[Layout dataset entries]
──────────

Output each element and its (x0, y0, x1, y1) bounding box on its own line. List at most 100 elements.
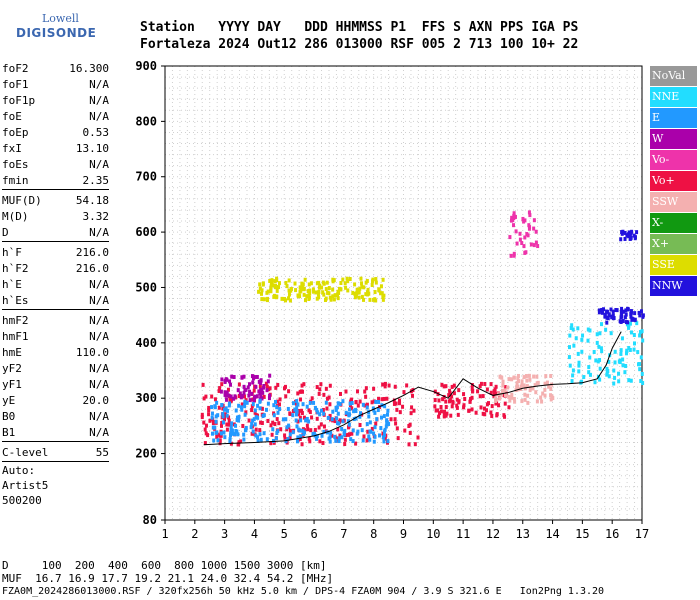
echo-point (323, 297, 327, 302)
echo-point (303, 298, 307, 303)
echo-point (371, 277, 375, 282)
param-value: 16.300 (69, 61, 109, 75)
echo-point (229, 425, 233, 430)
echo-point (343, 437, 347, 442)
echo-point (639, 309, 643, 314)
echo-point (296, 391, 300, 396)
echo-point (489, 382, 493, 387)
echo-point (520, 399, 524, 404)
echo-point (268, 393, 272, 398)
echo-point (580, 349, 584, 354)
echo-point (257, 289, 261, 294)
echo-point (512, 211, 516, 216)
param-row: fmin 2.35 (2, 172, 109, 188)
echo-point (295, 399, 299, 404)
echo-point (376, 408, 380, 413)
echo-point (394, 421, 398, 426)
echo-point (302, 415, 306, 420)
echo-point (528, 213, 532, 218)
echo-point (331, 277, 335, 282)
echo-point (272, 293, 276, 298)
echo-point (283, 297, 287, 302)
echo-point (444, 384, 448, 389)
echo-point (543, 387, 547, 392)
echo-point (322, 392, 326, 397)
param-value: 0.53 (82, 125, 110, 139)
echo-point (221, 411, 225, 416)
echo-point (571, 368, 575, 373)
echo-point (357, 295, 361, 300)
echo-point (629, 309, 633, 314)
echo-point (403, 428, 407, 433)
param-row: h`E N/A (2, 276, 109, 292)
echo-point (300, 383, 304, 388)
echo-point (318, 412, 322, 417)
echo-point (382, 396, 386, 401)
echo-point (597, 344, 601, 349)
echo-point (324, 400, 328, 405)
echo-point (300, 408, 304, 413)
echo-point (365, 405, 369, 410)
echo-point (451, 399, 455, 404)
echo-point (355, 287, 359, 292)
echo-point (256, 438, 260, 443)
x-tick-label: 9 (400, 527, 407, 541)
echo-point (322, 411, 326, 416)
param-label: B0 (2, 409, 16, 423)
x-tick-label: 13 (516, 527, 530, 541)
echo-point (635, 230, 639, 235)
echo-point (354, 292, 358, 297)
echo-point (377, 396, 381, 401)
echo-point (582, 375, 586, 380)
echo-point (273, 422, 277, 427)
echo-point (379, 291, 383, 296)
echo-point (395, 407, 399, 412)
echo-point (284, 280, 288, 285)
param-row: foE N/A (2, 108, 109, 124)
echo-point (302, 292, 306, 297)
echo-point (305, 404, 309, 409)
echo-point (377, 287, 381, 292)
param-label: C-level (2, 445, 49, 459)
echo-point (282, 386, 286, 391)
echo-point (256, 415, 260, 420)
echo-point (348, 276, 352, 281)
echo-point (361, 438, 365, 443)
echo-point (278, 397, 282, 402)
echo-point (619, 319, 623, 324)
y-tick-label: 600 (135, 225, 157, 239)
echo-point (366, 287, 370, 292)
echo-point (237, 403, 241, 408)
echo-point (297, 409, 301, 414)
echo-point (540, 399, 544, 404)
echo-point (437, 411, 441, 416)
echo-point (270, 432, 274, 437)
param-label: h`Es (2, 293, 29, 307)
param-label: M(D) (2, 209, 29, 223)
echo-point (504, 393, 508, 398)
echo-point (336, 411, 340, 416)
echo-point (598, 377, 602, 382)
echo-point (223, 390, 227, 395)
echo-point (526, 400, 530, 405)
echo-point (620, 336, 624, 341)
echo-point (443, 409, 447, 414)
echo-point (253, 408, 257, 413)
echo-point (219, 431, 223, 436)
echo-point (586, 327, 590, 332)
echo-point (353, 295, 357, 300)
echo-point (339, 280, 343, 285)
echo-point (210, 415, 214, 420)
echo-point (331, 409, 335, 414)
legend-item: NNE (650, 87, 697, 107)
echo-point (248, 389, 252, 394)
echo-point (244, 410, 248, 415)
echo-point (409, 411, 413, 416)
echo-point (216, 438, 220, 443)
echo-point (355, 389, 359, 394)
x-tick-label: 3 (221, 527, 228, 541)
echo-point (514, 229, 518, 234)
param-value: N/A (89, 313, 109, 327)
echo-point (385, 420, 389, 425)
echo-point (572, 343, 576, 348)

──────────

Task objective:
Please convert the lines starting at "echo-point (323, 297, 327, 302)" and ending at "echo-point (268, 393, 272, 398)" into a numbered list, leaving out any blank lines.

Output of the task:
1. echo-point (323, 297, 327, 302)
2. echo-point (303, 298, 307, 303)
3. echo-point (371, 277, 375, 282)
4. param-value: 16.300 (69, 61, 109, 75)
5. echo-point (229, 425, 233, 430)
6. echo-point (343, 437, 347, 442)
7. echo-point (639, 309, 643, 314)
8. echo-point (296, 391, 300, 396)
9. echo-point (489, 382, 493, 387)
10. echo-point (520, 399, 524, 404)
11. echo-point (268, 393, 272, 398)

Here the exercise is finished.